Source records
● ● ● ● ● ● ●

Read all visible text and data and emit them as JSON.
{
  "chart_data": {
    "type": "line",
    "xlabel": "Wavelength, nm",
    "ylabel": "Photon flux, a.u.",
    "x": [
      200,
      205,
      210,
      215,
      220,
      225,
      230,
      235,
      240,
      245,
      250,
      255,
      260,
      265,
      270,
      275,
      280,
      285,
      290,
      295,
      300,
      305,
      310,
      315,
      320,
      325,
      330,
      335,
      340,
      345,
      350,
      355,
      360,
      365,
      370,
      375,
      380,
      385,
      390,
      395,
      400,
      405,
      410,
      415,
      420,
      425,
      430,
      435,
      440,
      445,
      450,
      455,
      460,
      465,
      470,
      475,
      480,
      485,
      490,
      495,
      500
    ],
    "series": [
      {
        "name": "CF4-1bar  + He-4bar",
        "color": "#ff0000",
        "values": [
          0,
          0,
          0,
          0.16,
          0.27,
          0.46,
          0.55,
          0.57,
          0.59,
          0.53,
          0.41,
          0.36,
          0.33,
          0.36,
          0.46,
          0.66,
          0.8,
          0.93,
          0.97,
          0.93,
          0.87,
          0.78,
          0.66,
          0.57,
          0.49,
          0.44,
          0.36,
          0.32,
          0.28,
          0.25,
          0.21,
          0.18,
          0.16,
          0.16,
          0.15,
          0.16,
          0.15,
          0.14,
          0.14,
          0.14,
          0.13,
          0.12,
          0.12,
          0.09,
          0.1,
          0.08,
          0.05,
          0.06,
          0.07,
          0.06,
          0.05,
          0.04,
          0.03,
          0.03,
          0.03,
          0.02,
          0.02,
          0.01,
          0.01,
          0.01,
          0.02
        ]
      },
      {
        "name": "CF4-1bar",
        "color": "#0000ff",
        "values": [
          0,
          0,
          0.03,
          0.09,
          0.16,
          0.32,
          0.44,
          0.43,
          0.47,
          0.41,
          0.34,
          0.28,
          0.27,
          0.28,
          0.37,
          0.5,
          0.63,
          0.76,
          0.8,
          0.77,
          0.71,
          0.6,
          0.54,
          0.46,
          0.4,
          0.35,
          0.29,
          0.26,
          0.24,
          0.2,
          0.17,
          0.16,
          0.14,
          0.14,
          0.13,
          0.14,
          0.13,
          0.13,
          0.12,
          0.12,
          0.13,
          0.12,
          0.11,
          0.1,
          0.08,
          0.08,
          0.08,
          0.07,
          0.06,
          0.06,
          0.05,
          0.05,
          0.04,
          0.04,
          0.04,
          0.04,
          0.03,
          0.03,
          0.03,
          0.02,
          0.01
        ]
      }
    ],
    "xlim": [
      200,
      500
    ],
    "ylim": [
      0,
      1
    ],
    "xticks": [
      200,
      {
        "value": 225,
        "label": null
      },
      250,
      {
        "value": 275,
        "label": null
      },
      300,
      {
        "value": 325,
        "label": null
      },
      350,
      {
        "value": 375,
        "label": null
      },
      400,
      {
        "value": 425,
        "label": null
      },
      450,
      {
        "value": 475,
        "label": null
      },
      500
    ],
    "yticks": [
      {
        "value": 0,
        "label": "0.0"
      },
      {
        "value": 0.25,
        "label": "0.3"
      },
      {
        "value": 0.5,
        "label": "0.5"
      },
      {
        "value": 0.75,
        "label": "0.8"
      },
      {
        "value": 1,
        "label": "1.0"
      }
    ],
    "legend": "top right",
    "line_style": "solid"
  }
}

● ● ● ● ● ● ●

> [Exercise]: Return every line of the material exactly.

> [Completed exercise]:
Read all visible text and data and emit them as JSON.
{
  "chart_data": {
    "type": "line",
    "xlabel": "Wavelength, nm",
    "ylabel": "Photon flux, a.u.",
    "x": [
      200,
      205,
      210,
      215,
      220,
      225,
      230,
      235,
      240,
      245,
      250,
      255,
      260,
      265,
      270,
      275,
      280,
      285,
      290,
      295,
      300,
      305,
      310,
      315,
      320,
      325,
      330,
      335,
      340,
      345,
      350,
      355,
      360,
      365,
      370,
      375,
      380,
      385,
      390,
      395,
      400,
      405,
      410,
      415,
      420,
      425,
      430,
      435,
      440,
      445,
      450,
      455,
      460,
      465,
      470,
      475,
      480,
      485,
      490,
      495,
      500
    ],
    "series": [
      {
        "name": "CF4-1bar  + He-4bar",
        "color": "#ff0000",
        "values": [
          0,
          0,
          0,
          0.16,
          0.27,
          0.46,
          0.55,
          0.57,
          0.59,
          0.53,
          0.41,
          0.36,
          0.33,
          0.36,
          0.46,
          0.66,
          0.8,
          0.93,
          0.97,
          0.93,
          0.87,
          0.78,
          0.66,
          0.57,
          0.49,
          0.44,
          0.36,
          0.32,
          0.28,
          0.25,
          0.21,
          0.18,
          0.16,
          0.16,
          0.15,
          0.16,
          0.15,
          0.14,
          0.14,
          0.14,
          0.13,
          0.12,
          0.12,
          0.09,
          0.1,
          0.08,
          0.05,
          0.06,
          0.07,
          0.06,
          0.05,
          0.04,
          0.03,
          0.03,
          0.03,
          0.02,
          0.02,
          0.01,
          0.01,
          0.01,
          0.02
        ]
      },
      {
        "name": "CF4-1bar",
        "color": "#0000ff",
        "values": [
          0,
          0,
          0.03,
          0.09,
          0.16,
          0.32,
          0.44,
          0.43,
          0.47,
          0.41,
          0.34,
          0.28,
          0.27,
          0.28,
          0.37,
          0.5,
          0.63,
          0.76,
          0.8,
          0.77,
          0.71,
          0.6,
          0.54,
          0.46,
          0.4,
          0.35,
          0.29,
          0.26,
          0.24,
          0.2,
          0.17,
          0.16,
          0.14,
          0.14,
          0.13,
          0.14,
          0.13,
          0.13,
          0.12,
          0.12,
          0.13,
          0.12,
          0.11,
          0.1,
          0.08,
          0.08,
          0.08,
          0.07,
          0.06,
          0.06,
          0.05,
          0.05,
          0.04,
          0.04,
          0.04,
          0.04,
          0.03,
          0.03,
          0.03,
          0.02,
          0.01
        ]
      }
    ],
    "xlim": [
      200,
      500
    ],
    "ylim": [
      0,
      1
    ],
    "xticks": [
      200,
      {
        "value": 225,
        "label": null
      },
      250,
      {
        "value": 275,
        "label": null
      },
      300,
      {
        "value": 325,
        "label": null
      },
      350,
      {
        "value": 375,
        "label": null
      },
      400,
      {
        "value": 425,
        "label": null
      },
      450,
      {
        "value": 475,
        "label": null
      },
      500
    ],
    "yticks": [
      {
        "value": 0,
        "label": "0.0"
      },
      {
        "value": 0.25,
        "label": "0.3"
      },
      {
        "value": 0.5,
        "label": "0.5"
      },
      {
        "value": 0.75,
        "label": "0.8"
      },
      {
        "value": 1,
        "label": "1.0"
      }
    ],
    "legend": "top right",
    "line_style": "solid"
  }
}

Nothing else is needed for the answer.